■ **Problem**
Extract all lines in the data that contain the word "text".

Entries taken from a collection
— BEGIN —

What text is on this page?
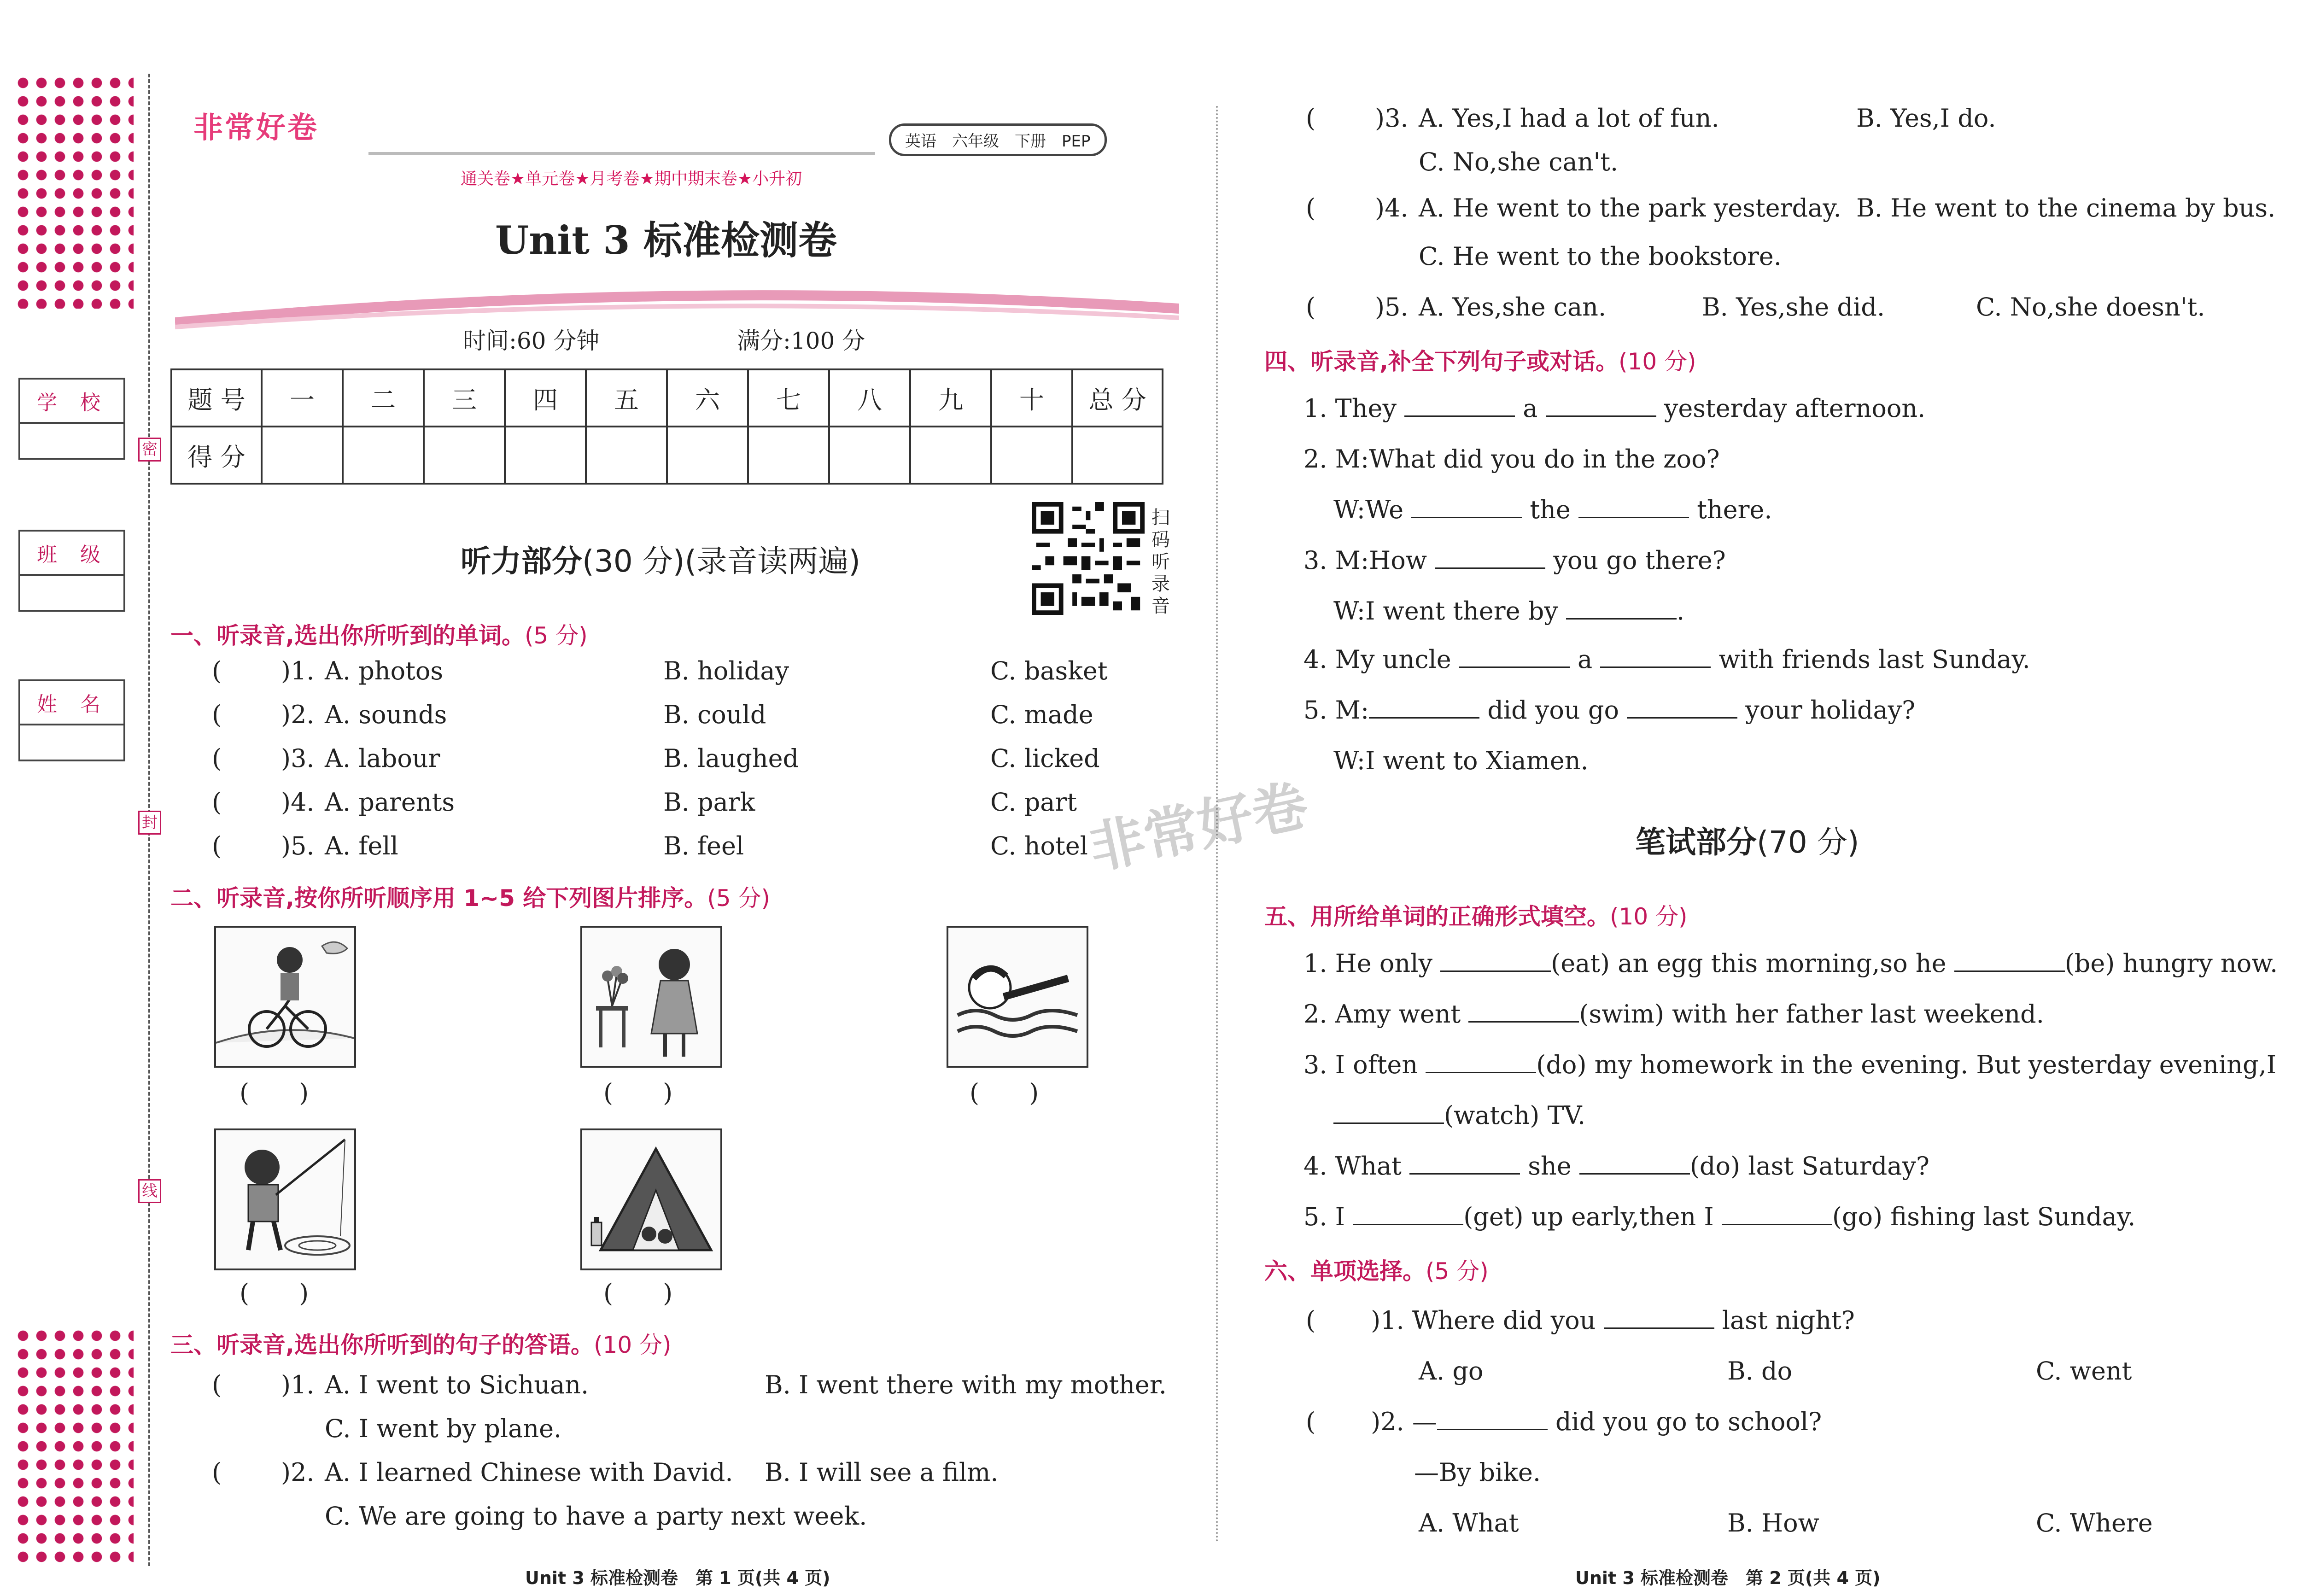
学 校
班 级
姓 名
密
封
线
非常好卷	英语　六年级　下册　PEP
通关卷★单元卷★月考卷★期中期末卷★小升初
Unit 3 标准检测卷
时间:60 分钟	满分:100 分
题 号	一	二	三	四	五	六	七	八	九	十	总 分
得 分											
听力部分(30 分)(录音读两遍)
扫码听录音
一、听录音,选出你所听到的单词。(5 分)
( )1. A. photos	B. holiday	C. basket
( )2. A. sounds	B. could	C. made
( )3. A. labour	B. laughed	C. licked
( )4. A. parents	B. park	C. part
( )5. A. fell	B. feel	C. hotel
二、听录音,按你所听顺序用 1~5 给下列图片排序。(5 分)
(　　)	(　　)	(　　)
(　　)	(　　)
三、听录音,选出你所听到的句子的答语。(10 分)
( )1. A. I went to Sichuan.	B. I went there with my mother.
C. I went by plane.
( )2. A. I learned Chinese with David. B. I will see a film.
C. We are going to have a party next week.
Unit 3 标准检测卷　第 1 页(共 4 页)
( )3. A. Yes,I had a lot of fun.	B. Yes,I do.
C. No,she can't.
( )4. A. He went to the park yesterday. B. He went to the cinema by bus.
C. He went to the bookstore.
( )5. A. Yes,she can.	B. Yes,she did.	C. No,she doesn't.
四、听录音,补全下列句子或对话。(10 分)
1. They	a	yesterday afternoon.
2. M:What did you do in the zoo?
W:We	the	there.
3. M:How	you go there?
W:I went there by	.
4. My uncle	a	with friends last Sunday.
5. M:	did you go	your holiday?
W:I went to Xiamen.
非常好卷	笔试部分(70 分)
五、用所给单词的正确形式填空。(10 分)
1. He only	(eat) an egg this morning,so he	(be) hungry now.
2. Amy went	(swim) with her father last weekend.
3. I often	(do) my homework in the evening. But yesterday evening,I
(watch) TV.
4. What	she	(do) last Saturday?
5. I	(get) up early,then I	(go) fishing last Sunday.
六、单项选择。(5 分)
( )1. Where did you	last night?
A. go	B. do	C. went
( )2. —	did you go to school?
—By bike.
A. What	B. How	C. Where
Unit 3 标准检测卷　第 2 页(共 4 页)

— END —
— BEGIN —

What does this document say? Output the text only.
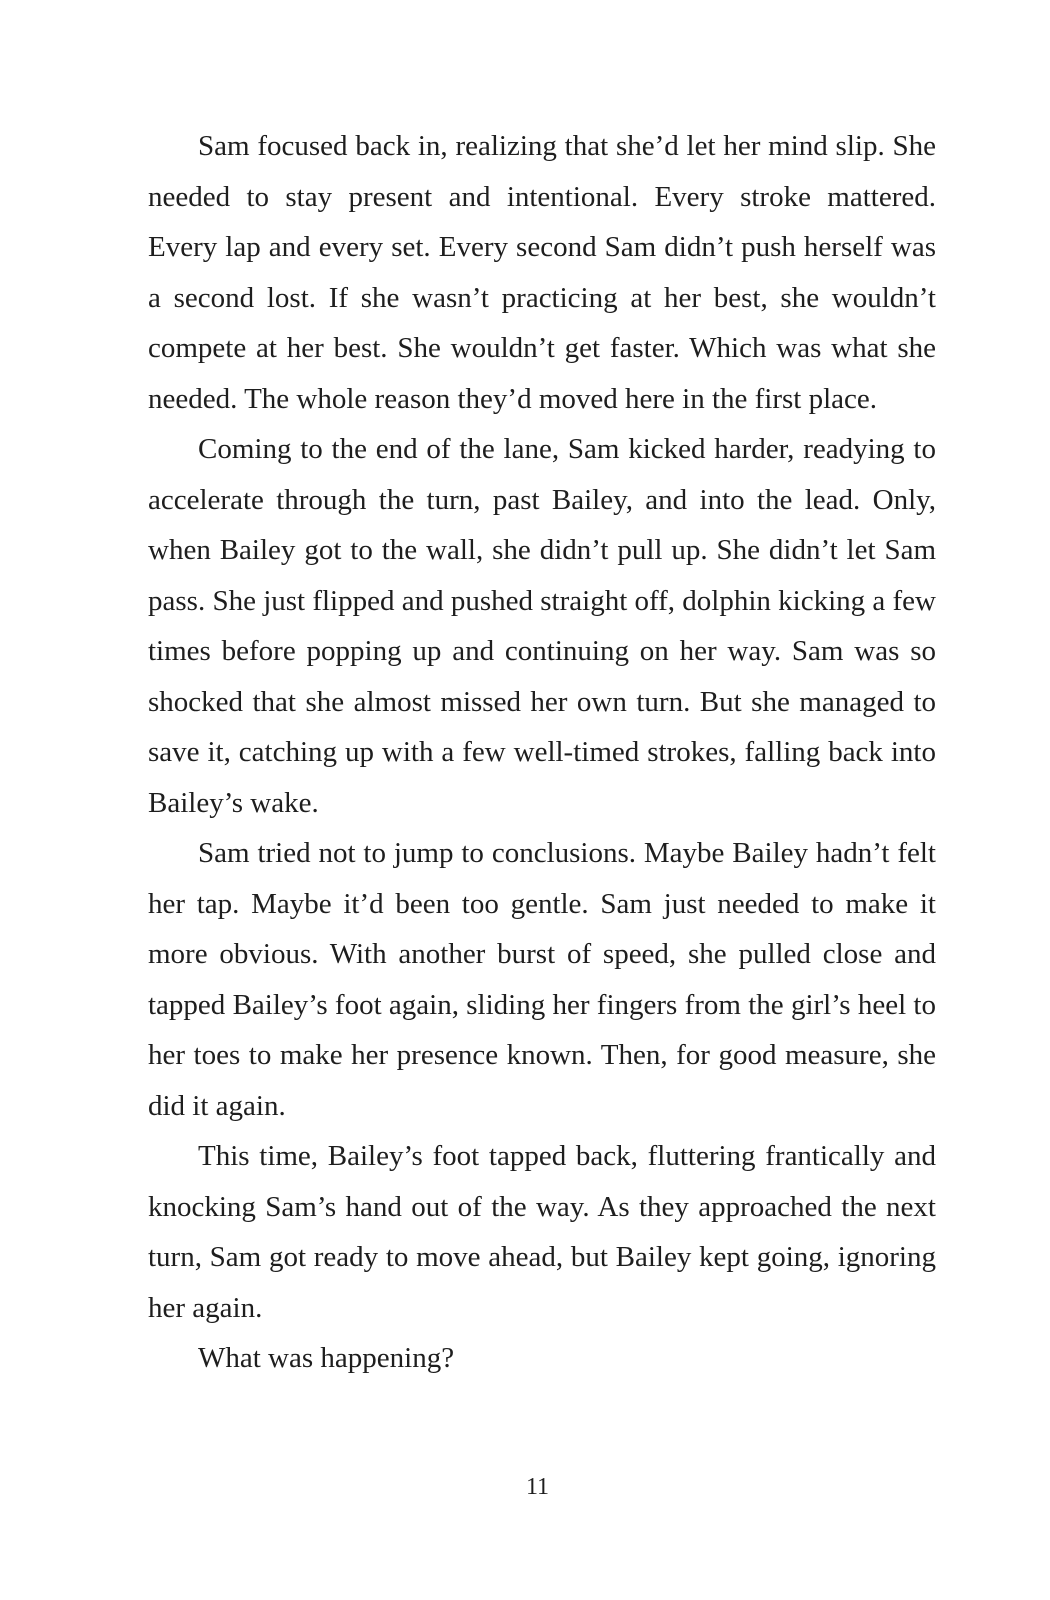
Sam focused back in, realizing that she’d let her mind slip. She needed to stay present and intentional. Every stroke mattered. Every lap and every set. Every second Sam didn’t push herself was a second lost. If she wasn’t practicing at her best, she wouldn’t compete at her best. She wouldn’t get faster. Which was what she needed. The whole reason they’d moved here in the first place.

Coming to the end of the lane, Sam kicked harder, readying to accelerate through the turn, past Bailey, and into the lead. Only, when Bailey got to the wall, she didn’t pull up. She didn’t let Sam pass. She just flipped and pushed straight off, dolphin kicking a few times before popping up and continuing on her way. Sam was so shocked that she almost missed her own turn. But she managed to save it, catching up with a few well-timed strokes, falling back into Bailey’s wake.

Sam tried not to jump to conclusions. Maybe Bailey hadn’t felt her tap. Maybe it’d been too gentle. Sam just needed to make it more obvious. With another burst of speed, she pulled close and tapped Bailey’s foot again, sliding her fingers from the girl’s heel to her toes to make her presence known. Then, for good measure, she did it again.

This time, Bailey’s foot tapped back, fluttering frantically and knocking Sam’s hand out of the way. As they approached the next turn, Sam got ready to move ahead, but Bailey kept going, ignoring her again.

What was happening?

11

— END —

■ **Expected answer**
What text is on this page?
What does this document say? Output the text only.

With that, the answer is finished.